-- Start of Exercise data --

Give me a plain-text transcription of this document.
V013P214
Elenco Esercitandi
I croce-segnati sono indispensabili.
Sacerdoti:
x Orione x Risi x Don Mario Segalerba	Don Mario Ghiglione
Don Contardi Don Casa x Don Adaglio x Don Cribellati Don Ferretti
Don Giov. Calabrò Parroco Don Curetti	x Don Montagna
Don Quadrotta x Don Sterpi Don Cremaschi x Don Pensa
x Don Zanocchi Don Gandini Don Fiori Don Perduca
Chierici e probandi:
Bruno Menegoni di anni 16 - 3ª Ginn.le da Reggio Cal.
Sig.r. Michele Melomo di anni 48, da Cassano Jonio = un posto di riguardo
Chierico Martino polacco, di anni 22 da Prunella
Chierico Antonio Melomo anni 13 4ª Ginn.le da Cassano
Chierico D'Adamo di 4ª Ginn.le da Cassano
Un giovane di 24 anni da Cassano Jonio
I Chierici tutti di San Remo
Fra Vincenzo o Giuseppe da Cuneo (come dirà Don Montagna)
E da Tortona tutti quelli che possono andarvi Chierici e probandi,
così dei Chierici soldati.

-- End of Exercise data --

→ **Your instructions**
Copy all of the material word for word.

→ **Final result**
Give me a plain-text transcription of this document.
V013P214
Elenco Esercitandi
I croce-segnati sono indispensabili.
Sacerdoti:
x Orione x Risi x Don Mario Segalerba	Don Mario Ghiglione
Don Contardi Don Casa x Don Adaglio x Don Cribellati Don Ferretti
Don Giov. Calabrò Parroco Don Curetti	x Don Montagna
Don Quadrotta x Don Sterpi Don Cremaschi x Don Pensa
x Don Zanocchi Don Gandini Don Fiori Don Perduca
Chierici e probandi:
Bruno Menegoni di anni 16 - 3ª Ginn.le da Reggio Cal.
Sig.r. Michele Melomo di anni 48, da Cassano Jonio = un posto di riguardo
Chierico Martino polacco, di anni 22 da Prunella
Chierico Antonio Melomo anni 13 4ª Ginn.le da Cassano
Chierico D'Adamo di 4ª Ginn.le da Cassano
Un giovane di 24 anni da Cassano Jonio
I Chierici tutti di San Remo
Fra Vincenzo o Giuseppe da Cuneo (come dirà Don Montagna)
E da Tortona tutti quelli che possono andarvi Chierici e probandi,
così dei Chierici soldati.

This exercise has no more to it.